Dans l'extrait de page ci-dessous sur les sarcophages de Saqqarah, recopiez mot pour mot le passage qui s'ouvre sur les mots contenant « Un trésor exceptionnel » et se termine par « également été trouvées. ».

---------- EXTRAIT DE PAGE

Les Musées du Vatican saluent la découverte des sarcophages égyptiens

Un trésor exceptionnel qui fait rêver. Plus de cent sarcophages intacts, vieux de 2500 ans, ont été retrouvés dans la nécropole pharaonique de Saqqarah, au sud du Caire. «Cette découverte consacre l'Égypte comme zone archéologique où il reste beaucoup à découvrir», estime Alessia Amenta, égyptologue aux Musées du Vatican.

Paolo Ondarza - Cité du Vatican

Une centaine de sarcophages multimillénaires découverts dans la nécropole de Saqqarah au sud du Caire ont été dévoilés par l’État égyptien, samedi 14 novembre. Les autorités parlent de la plus grande découverte archéologique de l'année, ajoutant que 40 statues en or ont également été trouvées.

--------------------
---------- LES DONNÉES

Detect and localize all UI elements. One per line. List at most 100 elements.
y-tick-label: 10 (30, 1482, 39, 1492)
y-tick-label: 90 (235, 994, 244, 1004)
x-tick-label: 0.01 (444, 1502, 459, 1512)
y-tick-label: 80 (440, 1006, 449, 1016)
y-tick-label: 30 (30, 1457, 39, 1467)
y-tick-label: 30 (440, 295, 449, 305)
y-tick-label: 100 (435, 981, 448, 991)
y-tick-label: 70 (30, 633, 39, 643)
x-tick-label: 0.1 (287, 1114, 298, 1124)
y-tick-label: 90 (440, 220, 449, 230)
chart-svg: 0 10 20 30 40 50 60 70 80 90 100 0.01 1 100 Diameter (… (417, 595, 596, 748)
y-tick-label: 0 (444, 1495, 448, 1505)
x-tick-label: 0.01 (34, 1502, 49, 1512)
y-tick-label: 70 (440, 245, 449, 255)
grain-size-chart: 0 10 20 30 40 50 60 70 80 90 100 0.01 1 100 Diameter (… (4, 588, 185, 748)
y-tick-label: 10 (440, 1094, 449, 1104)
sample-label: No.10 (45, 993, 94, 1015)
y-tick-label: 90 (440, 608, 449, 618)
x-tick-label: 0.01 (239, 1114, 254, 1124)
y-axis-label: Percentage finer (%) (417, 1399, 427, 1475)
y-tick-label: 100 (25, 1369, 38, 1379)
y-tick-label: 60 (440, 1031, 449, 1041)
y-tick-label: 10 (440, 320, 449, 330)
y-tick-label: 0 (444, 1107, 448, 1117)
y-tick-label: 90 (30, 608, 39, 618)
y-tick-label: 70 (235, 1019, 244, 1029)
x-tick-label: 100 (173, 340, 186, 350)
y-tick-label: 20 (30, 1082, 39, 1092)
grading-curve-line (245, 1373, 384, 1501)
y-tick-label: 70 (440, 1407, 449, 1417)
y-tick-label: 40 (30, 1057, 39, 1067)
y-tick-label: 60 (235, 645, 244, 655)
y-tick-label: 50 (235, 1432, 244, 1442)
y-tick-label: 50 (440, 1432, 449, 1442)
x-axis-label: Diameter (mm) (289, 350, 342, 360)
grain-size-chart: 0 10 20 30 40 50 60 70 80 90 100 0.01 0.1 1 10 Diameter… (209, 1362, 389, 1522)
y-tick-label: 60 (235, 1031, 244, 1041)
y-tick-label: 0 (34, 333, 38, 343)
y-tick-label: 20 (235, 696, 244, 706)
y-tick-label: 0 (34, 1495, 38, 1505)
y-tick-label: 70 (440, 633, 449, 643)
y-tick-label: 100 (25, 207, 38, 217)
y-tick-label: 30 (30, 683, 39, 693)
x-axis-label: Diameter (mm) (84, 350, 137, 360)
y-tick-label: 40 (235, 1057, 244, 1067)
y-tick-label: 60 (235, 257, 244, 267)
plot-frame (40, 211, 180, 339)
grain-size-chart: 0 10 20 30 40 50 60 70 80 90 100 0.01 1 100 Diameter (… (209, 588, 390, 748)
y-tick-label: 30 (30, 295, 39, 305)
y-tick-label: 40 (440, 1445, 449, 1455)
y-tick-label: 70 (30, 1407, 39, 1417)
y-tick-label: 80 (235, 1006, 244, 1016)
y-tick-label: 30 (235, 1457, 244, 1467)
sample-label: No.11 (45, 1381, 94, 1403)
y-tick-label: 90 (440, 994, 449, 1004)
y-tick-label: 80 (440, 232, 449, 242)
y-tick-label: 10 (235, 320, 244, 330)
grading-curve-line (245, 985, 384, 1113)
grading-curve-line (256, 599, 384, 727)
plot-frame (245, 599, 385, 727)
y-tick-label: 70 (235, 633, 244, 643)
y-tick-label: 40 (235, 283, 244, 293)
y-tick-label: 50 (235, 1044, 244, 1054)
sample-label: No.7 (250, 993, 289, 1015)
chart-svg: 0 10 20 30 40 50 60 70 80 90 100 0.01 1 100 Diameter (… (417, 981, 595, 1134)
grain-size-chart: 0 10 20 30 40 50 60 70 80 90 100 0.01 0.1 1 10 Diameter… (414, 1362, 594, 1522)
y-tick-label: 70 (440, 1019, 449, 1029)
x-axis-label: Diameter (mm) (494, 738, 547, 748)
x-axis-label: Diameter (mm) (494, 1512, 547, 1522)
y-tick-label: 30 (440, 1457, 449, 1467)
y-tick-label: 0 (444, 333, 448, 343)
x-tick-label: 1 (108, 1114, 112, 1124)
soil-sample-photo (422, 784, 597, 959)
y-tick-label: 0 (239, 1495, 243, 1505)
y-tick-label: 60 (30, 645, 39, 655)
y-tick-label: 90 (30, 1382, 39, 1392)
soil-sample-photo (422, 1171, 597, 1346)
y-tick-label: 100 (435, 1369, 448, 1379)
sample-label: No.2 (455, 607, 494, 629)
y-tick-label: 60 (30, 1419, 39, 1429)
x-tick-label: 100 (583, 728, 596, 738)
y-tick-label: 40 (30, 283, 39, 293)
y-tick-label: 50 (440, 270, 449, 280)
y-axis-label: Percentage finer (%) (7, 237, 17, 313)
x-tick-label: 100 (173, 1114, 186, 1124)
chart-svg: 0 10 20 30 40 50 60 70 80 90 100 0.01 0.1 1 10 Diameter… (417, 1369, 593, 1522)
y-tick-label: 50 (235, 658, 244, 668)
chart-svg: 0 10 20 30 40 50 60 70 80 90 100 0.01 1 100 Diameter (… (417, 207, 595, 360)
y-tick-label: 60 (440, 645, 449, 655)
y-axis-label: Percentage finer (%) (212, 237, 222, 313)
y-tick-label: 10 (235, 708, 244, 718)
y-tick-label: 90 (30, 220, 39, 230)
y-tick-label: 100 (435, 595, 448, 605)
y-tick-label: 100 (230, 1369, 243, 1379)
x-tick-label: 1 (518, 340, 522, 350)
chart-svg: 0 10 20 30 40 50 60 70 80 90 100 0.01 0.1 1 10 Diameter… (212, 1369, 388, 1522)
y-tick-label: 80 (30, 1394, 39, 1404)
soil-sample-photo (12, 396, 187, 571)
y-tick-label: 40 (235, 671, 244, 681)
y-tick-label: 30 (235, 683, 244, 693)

--------------------

RÉSULTAT PRÉSENTÉ:
Un trésor exceptionnel qui fait rêver. Plus de cent sarcophages intacts, vieux de 2500 ans, ont été retrouvés dans la nécropole pharaonique de Saqqarah, au sud du Caire. «Cette découverte consacre l'Égypte comme zone archéologique où il reste beaucoup à découvrir», estime Alessia Amenta, égyptologue aux Musées du Vatican.

Paolo Ondarza - Cité du Vatican

Une centaine de sarcophages multimillénaires découverts dans la nécropole de Saqqarah au sud du Caire ont été dévoilés par l’État égyptien, samedi 14 novembre. Les autorités parlent de la plus grande découverte archéologique de l'année, ajoutant que 40 statues en or ont également été trouvées.